Here are records with pictures in them. Copy all of them exactly and leave the pictures out.
◇ ◇ ◇ ◇ ◇
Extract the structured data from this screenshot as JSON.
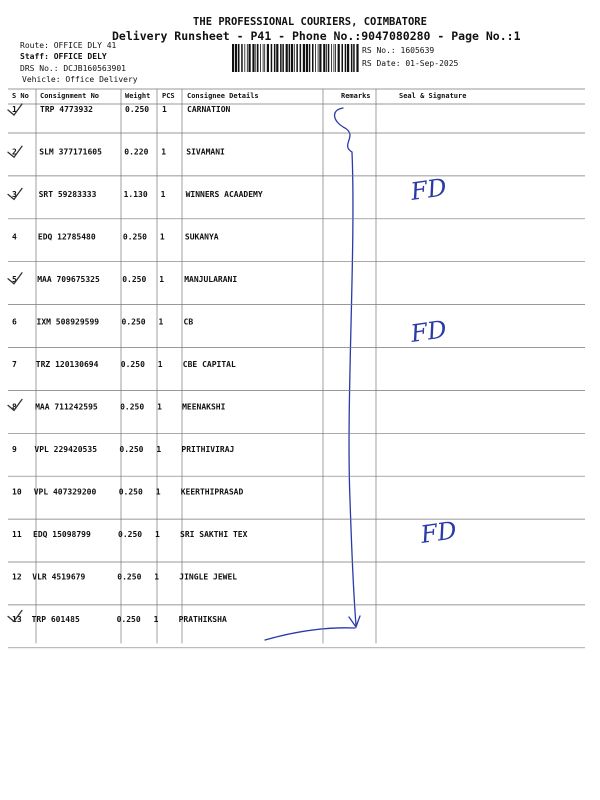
{
  "header": {
    "company": "THE PROFESSIONAL COURIERS, COIMBATORE",
    "title": "Delivery Runsheet - P41 - Phone No.:9047080280 - Page No.:1"
  },
  "info": {
    "route": "Route: OFFICE DLY 41",
    "staff": "Staff: OFFICE DELY",
    "drs": "DRS No.: DCJB160563901",
    "vehicle": "Vehicle: Office Delivery",
    "rs_no": "RS No.: 1605639",
    "rs_date": "RS Date: 01-Sep-2025"
  },
  "table": {
    "columns": [
      "S No",
      "Consignment No",
      "Weight",
      "PCS",
      "Consignee Details",
      "Remarks",
      "Seal & Signature"
    ],
    "rows": [
      [
        "1",
        "TRP 4773932",
        "0.250",
        "1",
        "CARNATION"
      ],
      [
        "2",
        "SLM 377171605",
        "0.220",
        "1",
        "SIVAMANI"
      ],
      [
        "3",
        "SRT 59283333",
        "1.130",
        "1",
        "WINNERS ACAADEMY"
      ],
      [
        "4",
        "EDQ 12785480",
        "0.250",
        "1",
        "SUKANYA"
      ],
      [
        "5",
        "MAA 709675325",
        "0.250",
        "1",
        "MANJULARANI"
      ],
      [
        "6",
        "IXM 508929599",
        "0.250",
        "1",
        "CB"
      ],
      [
        "7",
        "TRZ 120130694",
        "0.250",
        "1",
        "CBE CAPITAL"
      ],
      [
        "8",
        "MAA 711242595",
        "0.250",
        "1",
        "MEENAKSHI"
      ],
      [
        "9",
        "VPL 229420535",
        "0.250",
        "1",
        "PRITHIVIRAJ"
      ],
      [
        "10",
        "VPL 407329200",
        "0.250",
        "1",
        "KEERTHIPRASAD"
      ],
      [
        "11",
        "EDQ 15098799",
        "0.250",
        "1",
        "SRI SAKTHI TEX"
      ],
      [
        "12",
        "VLR 4519679",
        "0.250",
        "1",
        "JINGLE JEWEL"
      ],
      [
        "13",
        "TRP 601485",
        "0.250",
        "1",
        "PRATHIKSHA"
      ]
    ]
  },
  "annotations": [
    "FD",
    "FD",
    "FD"
  ]
}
◇ ◇ ◇ ◇ ◇
◆ OUTPUT OF THE TASK ◆
Extract the structured data from this screenshot as JSON.
{
  "header": {
    "company": "THE PROFESSIONAL COURIERS, COIMBATORE",
    "title": "Delivery Runsheet - P41 - Phone No.:9047080280 - Page No.:1"
  },
  "info": {
    "route": "Route: OFFICE DLY 41",
    "staff": "Staff: OFFICE DELY",
    "drs": "DRS No.: DCJB160563901",
    "vehicle": "Vehicle: Office Delivery",
    "rs_no": "RS No.: 1605639",
    "rs_date": "RS Date: 01-Sep-2025"
  },
  "table": {
    "columns": [
      "S No",
      "Consignment No",
      "Weight",
      "PCS",
      "Consignee Details",
      "Remarks",
      "Seal & Signature"
    ],
    "rows": [
      [
        "1",
        "TRP 4773932",
        "0.250",
        "1",
        "CARNATION"
      ],
      [
        "2",
        "SLM 377171605",
        "0.220",
        "1",
        "SIVAMANI"
      ],
      [
        "3",
        "SRT 59283333",
        "1.130",
        "1",
        "WINNERS ACAADEMY"
      ],
      [
        "4",
        "EDQ 12785480",
        "0.250",
        "1",
        "SUKANYA"
      ],
      [
        "5",
        "MAA 709675325",
        "0.250",
        "1",
        "MANJULARANI"
      ],
      [
        "6",
        "IXM 508929599",
        "0.250",
        "1",
        "CB"
      ],
      [
        "7",
        "TRZ 120130694",
        "0.250",
        "1",
        "CBE CAPITAL"
      ],
      [
        "8",
        "MAA 711242595",
        "0.250",
        "1",
        "MEENAKSHI"
      ],
      [
        "9",
        "VPL 229420535",
        "0.250",
        "1",
        "PRITHIVIRAJ"
      ],
      [
        "10",
        "VPL 407329200",
        "0.250",
        "1",
        "KEERTHIPRASAD"
      ],
      [
        "11",
        "EDQ 15098799",
        "0.250",
        "1",
        "SRI SAKTHI TEX"
      ],
      [
        "12",
        "VLR 4519679",
        "0.250",
        "1",
        "JINGLE JEWEL"
      ],
      [
        "13",
        "TRP 601485",
        "0.250",
        "1",
        "PRATHIKSHA"
      ]
    ]
  },
  "annotations": [
    "FD",
    "FD",
    "FD"
  ]
}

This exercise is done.